# Request 1
Answer these questions about the Rainbow Snake excerpt:
(a) Which trait of the Rainbow Snake stays the same in every tribe's version?
(b) In the Murinbata story, what does the Rainbow Snake finally do to Ngalmin?
(c) What names do most tribes in the Kimberleys give their Rainbow Serpents?

# Page excerpt
The mythology of the aborigine people of Australia and New Zealand may seem strange and alien to those of us who live in the Western world. The stories of these tribes are full of fantastical accounts of talking animals that help shape the land, earth that swallows people, mermaids that seduce men, and customs that we often don’t understand. But one figure out of this hubbub of primal, fascinating tribal tales stands out in people’s minds, its colourful scales and angry disposition causing wonder and fear at the same time – the Rainbow Snake. 

Throughout the vast area of Australia and New Zealand myths and stories often differ greatly, and figures who feature in one tribe’s myths will not be heard of in another’s. This is what makes the Rainbow Snake perhaps most extraordinary, for it is found in nearly every tribe – it is almost universal to aborigine thought. Although its appearance may differ slightly, it retains similar features and stories and one particular characteristic that remains the same throughout: it is a water spirit. 

The Rainbow Snake’s gender is not agreed upon. In some tribes it is clearly male and referred to as a ‘he’, such as in the Murinbata story of Ngalmin, a man who falls in love the Murinbungo – mermaid/siren women who are the daughters of the Rainbow Snake. In this tale the Rainbow Snake is referred to as the Murinbungo’s Father, and a jealous, over-protective one at that! In the end, the Rainbow Snake gets do angry with Ngalmin’s relentless pursuit of one of his daughters that he rises out of his home in the lake and swallows him whole. In other tribes, the Rainbow Snake is female – Yingarna, the serpent from who’s body flowed all life at the beginning of the Dreamtime (Rembargna tribe) is described as a mother and female. Yet still in other tribes, the Rainbow Serpent can be both genders or is not gendered at all, and given this (and other characteristics which will be described later) we can guess that it really doesn’t matter as to whether the Rainbow Serpent is a ‘Goddess’ or a ‘God.’ 

The concept of the Rainbow Snake as a water spirit is found in many forms. Sometimes it is simply a guardian of a sacred pool or lake that will attack and bring ill health and bad fortune if the sacred place is not correctly respected. Most tribes in the Kimberleys have Rainbow Serpents like this – calling them Wandjinas or Wanambis. In this case, the Wanambis are also children of THE Rainbow Snake – Ungud – and they helped create the world in the Dreamtime.

# Provided information
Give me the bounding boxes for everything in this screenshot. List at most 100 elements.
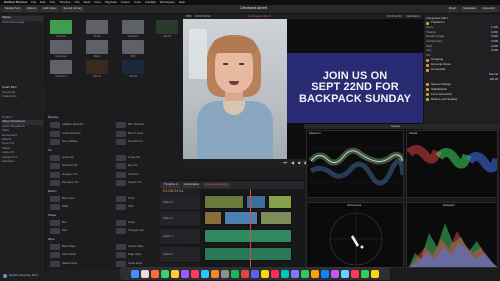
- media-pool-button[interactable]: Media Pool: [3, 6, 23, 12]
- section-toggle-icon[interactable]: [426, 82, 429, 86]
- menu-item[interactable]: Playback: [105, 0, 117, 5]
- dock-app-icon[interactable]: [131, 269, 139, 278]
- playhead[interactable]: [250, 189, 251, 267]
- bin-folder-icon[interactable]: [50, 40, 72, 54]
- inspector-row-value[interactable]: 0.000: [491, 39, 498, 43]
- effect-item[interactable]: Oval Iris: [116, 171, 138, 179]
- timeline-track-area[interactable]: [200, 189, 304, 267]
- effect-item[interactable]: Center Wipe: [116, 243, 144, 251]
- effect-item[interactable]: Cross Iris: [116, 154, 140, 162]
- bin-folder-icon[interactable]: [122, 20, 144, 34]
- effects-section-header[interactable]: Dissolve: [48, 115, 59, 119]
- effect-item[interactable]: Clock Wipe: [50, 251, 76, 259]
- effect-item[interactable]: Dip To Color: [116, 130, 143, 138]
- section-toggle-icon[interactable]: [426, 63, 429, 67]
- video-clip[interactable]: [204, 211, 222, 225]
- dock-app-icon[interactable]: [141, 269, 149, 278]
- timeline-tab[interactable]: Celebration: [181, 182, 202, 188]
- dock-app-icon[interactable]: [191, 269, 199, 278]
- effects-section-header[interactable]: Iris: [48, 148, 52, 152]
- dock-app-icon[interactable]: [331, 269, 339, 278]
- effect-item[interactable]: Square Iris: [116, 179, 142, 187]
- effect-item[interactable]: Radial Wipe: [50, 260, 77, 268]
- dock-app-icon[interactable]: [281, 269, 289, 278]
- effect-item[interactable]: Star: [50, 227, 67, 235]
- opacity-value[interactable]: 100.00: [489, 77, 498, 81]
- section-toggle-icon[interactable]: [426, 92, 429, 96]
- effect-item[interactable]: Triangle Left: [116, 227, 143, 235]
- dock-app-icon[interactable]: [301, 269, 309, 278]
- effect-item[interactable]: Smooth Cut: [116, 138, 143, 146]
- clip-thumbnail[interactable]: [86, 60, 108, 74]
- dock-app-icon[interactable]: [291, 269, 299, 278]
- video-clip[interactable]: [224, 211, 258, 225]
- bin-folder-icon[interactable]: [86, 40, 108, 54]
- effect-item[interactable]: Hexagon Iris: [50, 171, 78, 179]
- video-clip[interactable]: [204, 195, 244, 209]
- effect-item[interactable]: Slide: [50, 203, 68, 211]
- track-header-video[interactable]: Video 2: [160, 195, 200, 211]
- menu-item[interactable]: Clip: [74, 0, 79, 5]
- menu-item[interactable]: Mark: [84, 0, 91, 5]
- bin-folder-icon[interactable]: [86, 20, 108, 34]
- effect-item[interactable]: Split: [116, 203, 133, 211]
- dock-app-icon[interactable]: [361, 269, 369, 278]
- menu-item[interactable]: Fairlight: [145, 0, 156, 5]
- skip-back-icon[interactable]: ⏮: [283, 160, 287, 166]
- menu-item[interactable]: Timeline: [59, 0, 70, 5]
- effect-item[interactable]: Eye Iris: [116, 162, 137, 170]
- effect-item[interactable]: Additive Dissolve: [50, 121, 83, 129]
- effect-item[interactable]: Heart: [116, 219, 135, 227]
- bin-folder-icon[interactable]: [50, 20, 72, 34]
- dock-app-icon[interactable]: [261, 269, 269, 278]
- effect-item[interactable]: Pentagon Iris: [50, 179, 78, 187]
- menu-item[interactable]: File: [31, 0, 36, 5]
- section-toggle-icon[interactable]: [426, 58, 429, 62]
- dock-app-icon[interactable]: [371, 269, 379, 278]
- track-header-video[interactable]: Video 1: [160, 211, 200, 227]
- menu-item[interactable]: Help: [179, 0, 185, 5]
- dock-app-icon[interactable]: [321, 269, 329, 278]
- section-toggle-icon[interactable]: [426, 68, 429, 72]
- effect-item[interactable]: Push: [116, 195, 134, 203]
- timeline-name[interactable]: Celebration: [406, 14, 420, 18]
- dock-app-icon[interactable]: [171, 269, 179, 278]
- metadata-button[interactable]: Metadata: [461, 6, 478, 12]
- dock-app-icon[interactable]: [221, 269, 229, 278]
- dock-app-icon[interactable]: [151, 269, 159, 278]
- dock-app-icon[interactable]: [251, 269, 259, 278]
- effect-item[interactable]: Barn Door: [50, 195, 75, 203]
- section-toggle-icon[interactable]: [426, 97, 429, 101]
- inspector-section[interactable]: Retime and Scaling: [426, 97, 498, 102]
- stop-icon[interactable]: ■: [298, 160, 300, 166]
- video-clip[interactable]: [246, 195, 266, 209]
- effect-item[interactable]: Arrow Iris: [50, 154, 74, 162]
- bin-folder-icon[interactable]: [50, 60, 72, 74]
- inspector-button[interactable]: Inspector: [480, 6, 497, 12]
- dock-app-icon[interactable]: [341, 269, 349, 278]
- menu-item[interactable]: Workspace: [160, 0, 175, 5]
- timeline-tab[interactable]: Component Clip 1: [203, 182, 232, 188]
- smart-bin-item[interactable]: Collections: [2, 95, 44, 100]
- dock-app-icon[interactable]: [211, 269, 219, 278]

# Request 2
Can you format the records from the line containing "- media-pool-button[interactable]: Media" down to the line containing "- section-toggle-icon[interactable]: [426, 92, 429, 96]", both included, as a JSON list of strings with one string per line and blank lines left out?

# Response 1
(a) It is a water spirit.
(b) It rises out of its home in the lake and swallows him whole.
(c) Wandjinas or Wanambis.

# Response 2
[
  "- media-pool-button[interactable]: Media Pool: [3, 6, 23, 12]",
  "- section-toggle-icon[interactable]: [426, 82, 429, 86]",
  "- menu-item[interactable]: Playback: [105, 0, 117, 5]",
  "- dock-app-icon[interactable]: [131, 269, 139, 278]",
  "- playhead[interactable]: [250, 189, 251, 267]",
  "- bin-folder-icon[interactable]: [50, 40, 72, 54]",
  "- inspector-row-value[interactable]: 0.000: [491, 39, 498, 43]",
  "- effect-item[interactable]: Oval Iris: [116, 171, 138, 179]",
  "- timeline-track-area[interactable]: [200, 189, 304, 267]",
  "- effect-item[interactable]: Center Wipe: [116, 243, 144, 251]",
  "- effect-item[interactable]: Cross Iris: [116, 154, 140, 162]",
  "- bin-folder-icon[interactable]: [122, 20, 144, 34]",
  "- effects-section-header[interactable]: Dissolve: [48, 115, 59, 119]",
  "- effect-item[interactable]: Clock Wipe: [50, 251, 76, 259]",
  "- effect-item[interactable]: Dip To Color: [116, 130, 143, 138]",
  "- section-toggle-icon[interactable]: [426, 63, 429, 67]",
  "- video-clip[interactable]: [204, 211, 222, 225]",
  "- dock-app-icon[interactable]: [141, 269, 149, 278]",
  "- timeline-tab[interactable]: Celebration: [181, 182, 202, 188]",
  "- dock-app-icon[interactable]: [191, 269, 199, 278]",
  "- effects-section-header[interactable]: Iris: [48, 148, 52, 152]",
  "- dock-app-icon[interactable]: [331, 269, 339, 278]",
  "- effect-item[interactable]: Square Iris: [116, 179, 142, 187]",
  "- effect-item[interactable]: Radial Wipe: [50, 260, 77, 268]",
  "- dock-app-icon[interactable]: [281, 269, 289, 278]",
  "- effect-item[interactable]: Star: [50, 227, 67, 235]",
  "- opacity-value[interactable]: 100.00: [489, 77, 498, 81]",
  "- section-toggle-icon[interactable]: [426, 92, 429, 96]"
]